_Problem description_
Each entry has to be copied exactly, with nothing missed.

Stored data entries
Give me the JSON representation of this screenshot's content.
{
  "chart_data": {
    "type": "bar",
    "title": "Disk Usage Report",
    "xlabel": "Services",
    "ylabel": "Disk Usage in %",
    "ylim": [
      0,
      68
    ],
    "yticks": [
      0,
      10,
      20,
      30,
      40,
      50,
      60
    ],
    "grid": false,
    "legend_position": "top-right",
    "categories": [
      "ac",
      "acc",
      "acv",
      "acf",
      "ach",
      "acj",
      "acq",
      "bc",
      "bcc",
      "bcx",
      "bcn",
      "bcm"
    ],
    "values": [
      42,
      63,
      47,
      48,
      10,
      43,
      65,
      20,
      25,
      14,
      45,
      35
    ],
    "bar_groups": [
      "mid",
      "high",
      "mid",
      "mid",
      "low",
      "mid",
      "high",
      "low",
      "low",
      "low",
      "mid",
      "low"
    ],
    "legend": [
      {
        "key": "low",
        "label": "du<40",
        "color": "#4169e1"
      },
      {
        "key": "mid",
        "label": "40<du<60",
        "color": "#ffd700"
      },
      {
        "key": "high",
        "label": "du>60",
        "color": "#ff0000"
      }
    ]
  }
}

_Solution for this task_
Give me the JSON representation of this screenshot's content.
{
  "chart_data": {
    "type": "bar",
    "title": "Disk Usage Report",
    "xlabel": "Services",
    "ylabel": "Disk Usage in %",
    "ylim": [
      0,
      68
    ],
    "yticks": [
      0,
      10,
      20,
      30,
      40,
      50,
      60
    ],
    "grid": false,
    "legend_position": "top-right",
    "categories": [
      "ac",
      "acc",
      "acv",
      "acf",
      "ach",
      "acj",
      "acq",
      "bc",
      "bcc",
      "bcx",
      "bcn",
      "bcm"
    ],
    "values": [
      42,
      63,
      47,
      48,
      10,
      43,
      65,
      20,
      25,
      14,
      45,
      35
    ],
    "bar_groups": [
      "mid",
      "high",
      "mid",
      "mid",
      "low",
      "mid",
      "high",
      "low",
      "low",
      "low",
      "mid",
      "low"
    ],
    "legend": [
      {
        "key": "low",
        "label": "du<40",
        "color": "#4169e1"
      },
      {
        "key": "mid",
        "label": "40<du<60",
        "color": "#ffd700"
      },
      {
        "key": "high",
        "label": "du>60",
        "color": "#ff0000"
      }
    ]
  }
}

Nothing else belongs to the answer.